Exercise objective — Below are records. Count every line containing the word "color" and give the number alone.

Extracted data —
------------------------------------------------------------

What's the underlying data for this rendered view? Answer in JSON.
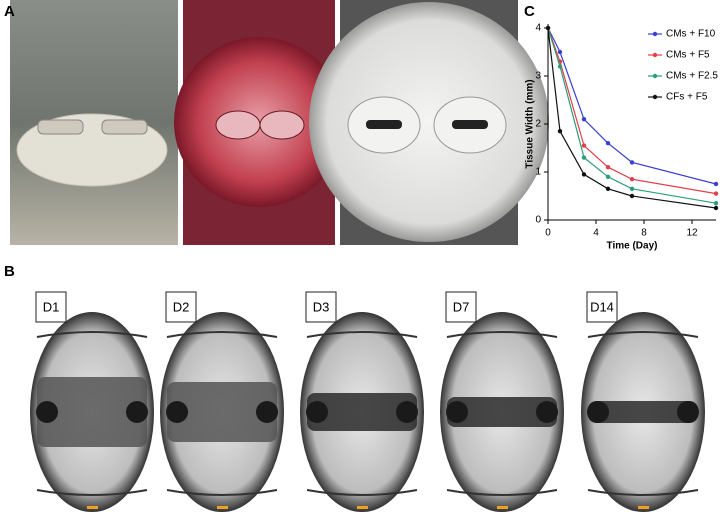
{
  "panels": {
    "a": "A",
    "b": "B",
    "c": "C"
  },
  "days": [
    "D1",
    "D2",
    "D3",
    "D7",
    "D14"
  ],
  "chart_data": {
    "type": "line",
    "xlabel": "Time (Day)",
    "ylabel": "Tissue Width (mm)",
    "xlim": [
      0,
      14
    ],
    "xticks": [
      0,
      4,
      8,
      12
    ],
    "ylim": [
      0,
      4
    ],
    "yticks": [
      0,
      1,
      2,
      3,
      4
    ],
    "legend": "upper right",
    "series": [
      {
        "name": "CMs + F10",
        "color": "#3a3fd0",
        "x": [
          0,
          1,
          3,
          5,
          7,
          14
        ],
        "values": [
          4,
          3.5,
          2.1,
          1.6,
          1.2,
          0.75
        ]
      },
      {
        "name": "CMs + F5",
        "color": "#e0404a",
        "x": [
          0,
          1,
          3,
          5,
          7,
          14
        ],
        "values": [
          4,
          3.3,
          1.55,
          1.1,
          0.85,
          0.55
        ]
      },
      {
        "name": "CMs + F2.5",
        "color": "#2a9d7a",
        "x": [
          0,
          1,
          3,
          5,
          7,
          14
        ],
        "values": [
          4,
          3.2,
          1.3,
          0.9,
          0.65,
          0.35
        ]
      },
      {
        "name": "CFs + F5",
        "color": "#111111",
        "x": [
          0,
          1,
          3,
          5,
          7,
          14
        ],
        "values": [
          4,
          1.85,
          0.95,
          0.65,
          0.5,
          0.25
        ]
      }
    ]
  }
}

------------------------------------------------------------

Answer — 4